>> start
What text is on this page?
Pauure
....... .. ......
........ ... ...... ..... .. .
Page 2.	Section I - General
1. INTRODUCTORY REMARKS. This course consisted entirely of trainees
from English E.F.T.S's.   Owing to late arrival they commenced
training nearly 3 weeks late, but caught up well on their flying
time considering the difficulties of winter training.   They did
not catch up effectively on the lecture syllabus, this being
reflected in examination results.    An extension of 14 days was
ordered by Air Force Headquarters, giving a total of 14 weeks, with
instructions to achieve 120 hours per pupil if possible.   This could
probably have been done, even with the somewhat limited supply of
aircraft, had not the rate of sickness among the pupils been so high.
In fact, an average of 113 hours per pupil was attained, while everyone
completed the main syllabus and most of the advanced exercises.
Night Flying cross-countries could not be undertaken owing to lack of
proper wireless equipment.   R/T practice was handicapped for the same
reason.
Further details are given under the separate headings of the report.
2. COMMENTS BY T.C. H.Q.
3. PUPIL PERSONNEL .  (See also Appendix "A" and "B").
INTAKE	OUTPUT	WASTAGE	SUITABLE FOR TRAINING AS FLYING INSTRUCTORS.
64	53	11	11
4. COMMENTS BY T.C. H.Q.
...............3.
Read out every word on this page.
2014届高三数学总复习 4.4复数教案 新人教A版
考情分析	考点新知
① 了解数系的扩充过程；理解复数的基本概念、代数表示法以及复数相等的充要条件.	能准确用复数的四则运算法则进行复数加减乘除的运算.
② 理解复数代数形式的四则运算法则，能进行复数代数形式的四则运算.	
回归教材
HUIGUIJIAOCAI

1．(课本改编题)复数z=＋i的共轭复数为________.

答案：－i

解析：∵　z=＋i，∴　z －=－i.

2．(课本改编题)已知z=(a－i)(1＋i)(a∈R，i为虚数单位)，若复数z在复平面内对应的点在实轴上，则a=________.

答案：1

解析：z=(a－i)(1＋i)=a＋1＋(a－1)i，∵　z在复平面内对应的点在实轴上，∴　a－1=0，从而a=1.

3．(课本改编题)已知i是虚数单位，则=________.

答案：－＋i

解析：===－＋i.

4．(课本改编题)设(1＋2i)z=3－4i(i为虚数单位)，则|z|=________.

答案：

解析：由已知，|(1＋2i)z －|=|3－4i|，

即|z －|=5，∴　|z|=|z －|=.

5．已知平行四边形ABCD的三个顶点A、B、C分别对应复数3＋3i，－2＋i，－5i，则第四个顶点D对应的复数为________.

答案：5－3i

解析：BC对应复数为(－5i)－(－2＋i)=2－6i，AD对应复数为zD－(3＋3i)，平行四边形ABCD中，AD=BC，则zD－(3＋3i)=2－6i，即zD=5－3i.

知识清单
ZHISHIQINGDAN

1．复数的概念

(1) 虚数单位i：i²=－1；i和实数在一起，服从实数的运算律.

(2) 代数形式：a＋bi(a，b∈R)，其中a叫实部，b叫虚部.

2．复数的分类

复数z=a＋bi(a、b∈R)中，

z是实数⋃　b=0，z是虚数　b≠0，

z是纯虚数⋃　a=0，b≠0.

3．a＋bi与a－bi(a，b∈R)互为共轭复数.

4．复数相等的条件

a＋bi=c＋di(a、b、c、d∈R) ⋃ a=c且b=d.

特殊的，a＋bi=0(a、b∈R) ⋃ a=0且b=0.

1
>> end
## INSTRUCTIONS FOR THE TASK:
In the records above, locate the line that contains "Read out every word on this page.". Repeat it and every line after it, exactly, and nothing else.

## COMPLETE ANSWER:
Read out every word on this page.
2014届高三数学总复习 4.4复数教案 新人教A版
考情分析	考点新知
① 了解数系的扩充过程；理解复数的基本概念、代数表示法以及复数相等的充要条件.	能准确用复数的四则运算法则进行复数加减乘除的运算.
② 理解复数代数形式的四则运算法则，能进行复数代数形式的四则运算.	
回归教材
HUIGUIJIAOCAI

1．(课本改编题)复数z=＋i的共轭复数为________.

答案：－i

解析：∵　z=＋i，∴　z －=－i.

2．(课本改编题)已知z=(a－i)(1＋i)(a∈R，i为虚数单位)，若复数z在复平面内对应的点在实轴上，则a=________.

答案：1

解析：z=(a－i)(1＋i)=a＋1＋(a－1)i，∵　z在复平面内对应的点在实轴上，∴　a－1=0，从而a=1.

3．(课本改编题)已知i是虚数单位，则=________.

答案：－＋i

解析：===－＋i.

4．(课本改编题)设(1＋2i)z=3－4i(i为虚数单位)，则|z|=________.

答案：

解析：由已知，|(1＋2i)z －|=|3－4i|，

即|z －|=5，∴　|z|=|z －|=.

5．已知平行四边形ABCD的三个顶点A、B、C分别对应复数3＋3i，－2＋i，－5i，则第四个顶点D对应的复数为________.

答案：5－3i

解析：BC对应复数为(－5i)－(－2＋i)=2－6i，AD对应复数为zD－(3＋3i)，平行四边形ABCD中，AD=BC，则zD－(3＋3i)=2－6i，即zD=5－3i.

知识清单
ZHISHIQINGDAN

1．复数的概念

(1) 虚数单位i：i²=－1；i和实数在一起，服从实数的运算律.

(2) 代数形式：a＋bi(a，b∈R)，其中a叫实部，b叫虚部.

2．复数的分类

复数z=a＋bi(a、b∈R)中，

z是实数⋃　b=0，z是虚数　b≠0，

z是纯虚数⋃　a=0，b≠0.

3．a＋bi与a－bi(a，b∈R)互为共轭复数.

4．复数相等的条件

a＋bi=c＋di(a、b、c、d∈R) ⋃ a=c且b=d.

特殊的，a＋bi=0(a、b∈R) ⋃ a=0且b=0.

1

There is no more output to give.